[Saved data entries]

⁂

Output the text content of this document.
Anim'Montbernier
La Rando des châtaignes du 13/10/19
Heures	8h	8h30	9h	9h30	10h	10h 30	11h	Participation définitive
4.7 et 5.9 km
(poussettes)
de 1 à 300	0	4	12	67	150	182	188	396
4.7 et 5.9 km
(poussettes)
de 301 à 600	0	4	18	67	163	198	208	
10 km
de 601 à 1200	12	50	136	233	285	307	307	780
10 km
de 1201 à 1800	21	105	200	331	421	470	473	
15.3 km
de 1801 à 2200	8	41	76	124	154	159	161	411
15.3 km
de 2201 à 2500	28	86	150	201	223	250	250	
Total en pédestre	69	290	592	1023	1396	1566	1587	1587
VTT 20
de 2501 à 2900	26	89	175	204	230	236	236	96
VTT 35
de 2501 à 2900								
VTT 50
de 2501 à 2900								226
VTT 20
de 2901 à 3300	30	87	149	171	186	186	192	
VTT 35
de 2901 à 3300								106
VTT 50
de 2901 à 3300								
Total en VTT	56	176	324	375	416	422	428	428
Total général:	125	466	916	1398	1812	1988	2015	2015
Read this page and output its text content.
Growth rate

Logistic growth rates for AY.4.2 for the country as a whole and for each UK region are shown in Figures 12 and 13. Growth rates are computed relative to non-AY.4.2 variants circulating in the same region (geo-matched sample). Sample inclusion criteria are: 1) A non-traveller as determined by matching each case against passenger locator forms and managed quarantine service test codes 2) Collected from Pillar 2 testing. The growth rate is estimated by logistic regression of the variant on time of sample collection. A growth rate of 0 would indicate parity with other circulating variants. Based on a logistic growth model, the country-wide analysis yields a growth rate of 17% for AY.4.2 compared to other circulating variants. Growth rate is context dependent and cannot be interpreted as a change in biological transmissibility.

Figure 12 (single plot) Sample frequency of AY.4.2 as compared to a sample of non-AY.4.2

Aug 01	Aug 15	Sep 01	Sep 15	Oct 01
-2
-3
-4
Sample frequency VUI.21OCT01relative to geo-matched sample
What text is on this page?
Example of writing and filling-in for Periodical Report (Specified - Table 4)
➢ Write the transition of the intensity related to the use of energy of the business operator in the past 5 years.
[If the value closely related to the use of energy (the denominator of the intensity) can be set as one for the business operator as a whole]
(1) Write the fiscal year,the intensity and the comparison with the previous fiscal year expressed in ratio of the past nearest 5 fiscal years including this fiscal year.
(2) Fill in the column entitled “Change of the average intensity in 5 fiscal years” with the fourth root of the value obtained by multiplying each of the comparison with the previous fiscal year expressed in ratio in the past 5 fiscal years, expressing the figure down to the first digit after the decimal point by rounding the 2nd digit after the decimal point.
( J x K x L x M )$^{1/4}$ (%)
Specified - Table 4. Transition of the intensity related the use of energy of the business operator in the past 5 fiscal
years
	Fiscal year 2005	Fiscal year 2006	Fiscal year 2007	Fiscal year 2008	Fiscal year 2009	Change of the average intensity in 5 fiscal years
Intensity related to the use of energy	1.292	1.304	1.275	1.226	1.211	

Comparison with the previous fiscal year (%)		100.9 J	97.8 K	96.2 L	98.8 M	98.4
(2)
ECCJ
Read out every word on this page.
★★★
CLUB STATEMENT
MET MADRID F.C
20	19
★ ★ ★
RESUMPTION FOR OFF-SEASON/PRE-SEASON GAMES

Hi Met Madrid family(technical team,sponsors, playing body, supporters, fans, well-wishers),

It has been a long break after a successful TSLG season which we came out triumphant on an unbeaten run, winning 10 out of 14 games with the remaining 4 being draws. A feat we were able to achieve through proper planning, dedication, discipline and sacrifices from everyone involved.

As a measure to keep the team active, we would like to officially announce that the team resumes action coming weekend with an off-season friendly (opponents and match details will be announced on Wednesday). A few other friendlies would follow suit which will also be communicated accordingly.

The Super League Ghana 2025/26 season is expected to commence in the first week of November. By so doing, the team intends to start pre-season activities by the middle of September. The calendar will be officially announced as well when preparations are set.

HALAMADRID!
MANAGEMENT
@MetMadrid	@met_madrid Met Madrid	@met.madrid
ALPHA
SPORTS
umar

⁂

**WHAT TO WORK ON**
Restate each record word for word.

**FINAL RESULT**
Output the text content of this document.
Anim'Montbernier
La Rando des châtaignes du 13/10/19
Heures	8h	8h30	9h	9h30	10h	10h 30	11h	Participation définitive
4.7 et 5.9 km
(poussettes)
de 1 à 300	0	4	12	67	150	182	188	396
4.7 et 5.9 km
(poussettes)
de 301 à 600	0	4	18	67	163	198	208	
10 km
de 601 à 1200	12	50	136	233	285	307	307	780
10 km
de 1201 à 1800	21	105	200	331	421	470	473	
15.3 km
de 1801 à 2200	8	41	76	124	154	159	161	411
15.3 km
de 2201 à 2500	28	86	150	201	223	250	250	
Total en pédestre	69	290	592	1023	1396	1566	1587	1587
VTT 20
de 2501 à 2900	26	89	175	204	230	236	236	96
VTT 35
de 2501 à 2900								
VTT 50
de 2501 à 2900								226
VTT 20
de 2901 à 3300	30	87	149	171	186	186	192	
VTT 35
de 2901 à 3300								106
VTT 50
de 2901 à 3300								
Total en VTT	56	176	324	375	416	422	428	428
Total général:	125	466	916	1398	1812	1988	2015	2015
Read this page and output its text content.
Growth rate

Logistic growth rates for AY.4.2 for the country as a whole and for each UK region are shown in Figures 12 and 13. Growth rates are computed relative to non-AY.4.2 variants circulating in the same region (geo-matched sample). Sample inclusion criteria are: 1) A non-traveller as determined by matching each case against passenger locator forms and managed quarantine service test codes 2) Collected from Pillar 2 testing. The growth rate is estimated by logistic regression of the variant on time of sample collection. A growth rate of 0 would indicate parity with other circulating variants. Based on a logistic growth model, the country-wide analysis yields a growth rate of 17% for AY.4.2 compared to other circulating variants. Growth rate is context dependent and cannot be interpreted as a change in biological transmissibility.

Figure 12 (single plot) Sample frequency of AY.4.2 as compared to a sample of non-AY.4.2

Aug 01	Aug 15	Sep 01	Sep 15	Oct 01
-2
-3
-4
Sample frequency VUI.21OCT01relative to geo-matched sample
What text is on this page?
Example of writing and filling-in for Periodical Report (Specified - Table 4)
➢ Write the transition of the intensity related to the use of energy of the business operator in the past 5 years.
[If the value closely related to the use of energy (the denominator of the intensity) can be set as one for the business operator as a whole]
(1) Write the fiscal year,the intensity and the comparison with the previous fiscal year expressed in ratio of the past nearest 5 fiscal years including this fiscal year.
(2) Fill in the column entitled “Change of the average intensity in 5 fiscal years” with the fourth root of the value obtained by multiplying each of the comparison with the previous fiscal year expressed in ratio in the past 5 fiscal years, expressing the figure down to the first digit after the decimal point by rounding the 2nd digit after the decimal point.
( J x K x L x M )$^{1/4}$ (%)
Specified - Table 4. Transition of the intensity related the use of energy of the business operator in the past 5 fiscal
years
	Fiscal year 2005	Fiscal year 2006	Fiscal year 2007	Fiscal year 2008	Fiscal year 2009	Change of the average intensity in 5 fiscal years
Intensity related to the use of energy	1.292	1.304	1.275	1.226	1.211	

Comparison with the previous fiscal year (%)		100.9 J	97.8 K	96.2 L	98.8 M	98.4
(2)
ECCJ
Read out every word on this page.
★★★
CLUB STATEMENT
MET MADRID F.C
20	19
★ ★ ★
RESUMPTION FOR OFF-SEASON/PRE-SEASON GAMES

Hi Met Madrid family(technical team,sponsors, playing body, supporters, fans, well-wishers),

It has been a long break after a successful TSLG season which we came out triumphant on an unbeaten run, winning 10 out of 14 games with the remaining 4 being draws. A feat we were able to achieve through proper planning, dedication, discipline and sacrifices from everyone involved.

As a measure to keep the team active, we would like to officially announce that the team resumes action coming weekend with an off-season friendly (opponents and match details will be announced on Wednesday). A few other friendlies would follow suit which will also be communicated accordingly.

The Super League Ghana 2025/26 season is expected to commence in the first week of November. By so doing, the team intends to start pre-season activities by the middle of September. The calendar will be officially announced as well when preparations are set.

HALAMADRID!
MANAGEMENT
@MetMadrid	@met_madrid Met Madrid	@met.madrid
ALPHA
SPORTS
umar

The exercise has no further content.